== MATERIAL FOR THIS EXERCISE

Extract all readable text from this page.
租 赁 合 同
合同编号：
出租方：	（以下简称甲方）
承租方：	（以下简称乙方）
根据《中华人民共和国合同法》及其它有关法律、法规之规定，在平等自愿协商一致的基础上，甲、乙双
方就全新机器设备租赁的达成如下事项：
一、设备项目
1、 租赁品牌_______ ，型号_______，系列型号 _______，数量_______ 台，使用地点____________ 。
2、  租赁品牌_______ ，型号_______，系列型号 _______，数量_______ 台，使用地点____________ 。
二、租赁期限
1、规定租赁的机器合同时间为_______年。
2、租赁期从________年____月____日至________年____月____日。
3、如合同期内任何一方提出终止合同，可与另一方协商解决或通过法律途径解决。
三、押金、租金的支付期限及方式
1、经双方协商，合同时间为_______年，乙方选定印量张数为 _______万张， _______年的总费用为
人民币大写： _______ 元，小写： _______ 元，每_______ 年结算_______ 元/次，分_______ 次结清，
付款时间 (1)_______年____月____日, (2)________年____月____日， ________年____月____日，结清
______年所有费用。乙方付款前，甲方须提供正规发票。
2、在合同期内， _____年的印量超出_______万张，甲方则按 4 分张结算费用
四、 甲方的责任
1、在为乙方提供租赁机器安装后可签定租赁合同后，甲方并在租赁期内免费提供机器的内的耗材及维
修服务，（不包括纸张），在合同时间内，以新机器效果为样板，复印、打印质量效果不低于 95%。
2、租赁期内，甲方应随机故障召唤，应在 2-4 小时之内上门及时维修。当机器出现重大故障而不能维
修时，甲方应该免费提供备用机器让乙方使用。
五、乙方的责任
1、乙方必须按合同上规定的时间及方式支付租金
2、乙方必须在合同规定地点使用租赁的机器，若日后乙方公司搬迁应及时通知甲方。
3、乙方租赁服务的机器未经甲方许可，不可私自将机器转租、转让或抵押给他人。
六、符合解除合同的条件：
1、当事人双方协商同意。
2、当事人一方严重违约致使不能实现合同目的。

====

> REQUIRED WORK
Please reproduce all of the entries exactly as they stand.

> FINAL ANSWER
Extract all readable text from this page.
租 赁 合 同
合同编号：
出租方：	（以下简称甲方）
承租方：	（以下简称乙方）
根据《中华人民共和国合同法》及其它有关法律、法规之规定，在平等自愿协商一致的基础上，甲、乙双
方就全新机器设备租赁的达成如下事项：
一、设备项目
1、 租赁品牌_______ ，型号_______，系列型号 _______，数量_______ 台，使用地点____________ 。
2、  租赁品牌_______ ，型号_______，系列型号 _______，数量_______ 台，使用地点____________ 。
二、租赁期限
1、规定租赁的机器合同时间为_______年。
2、租赁期从________年____月____日至________年____月____日。
3、如合同期内任何一方提出终止合同，可与另一方协商解决或通过法律途径解决。
三、押金、租金的支付期限及方式
1、经双方协商，合同时间为_______年，乙方选定印量张数为 _______万张， _______年的总费用为
人民币大写： _______ 元，小写： _______ 元，每_______ 年结算_______ 元/次，分_______ 次结清，
付款时间 (1)_______年____月____日, (2)________年____月____日， ________年____月____日，结清
______年所有费用。乙方付款前，甲方须提供正规发票。
2、在合同期内， _____年的印量超出_______万张，甲方则按 4 分张结算费用
四、 甲方的责任
1、在为乙方提供租赁机器安装后可签定租赁合同后，甲方并在租赁期内免费提供机器的内的耗材及维
修服务，（不包括纸张），在合同时间内，以新机器效果为样板，复印、打印质量效果不低于 95%。
2、租赁期内，甲方应随机故障召唤，应在 2-4 小时之内上门及时维修。当机器出现重大故障而不能维
修时，甲方应该免费提供备用机器让乙方使用。
五、乙方的责任
1、乙方必须按合同上规定的时间及方式支付租金
2、乙方必须在合同规定地点使用租赁的机器，若日后乙方公司搬迁应及时通知甲方。
3、乙方租赁服务的机器未经甲方许可，不可私自将机器转租、转让或抵押给他人。
六、符合解除合同的条件：
1、当事人双方协商同意。
2、当事人一方严重违约致使不能实现合同目的。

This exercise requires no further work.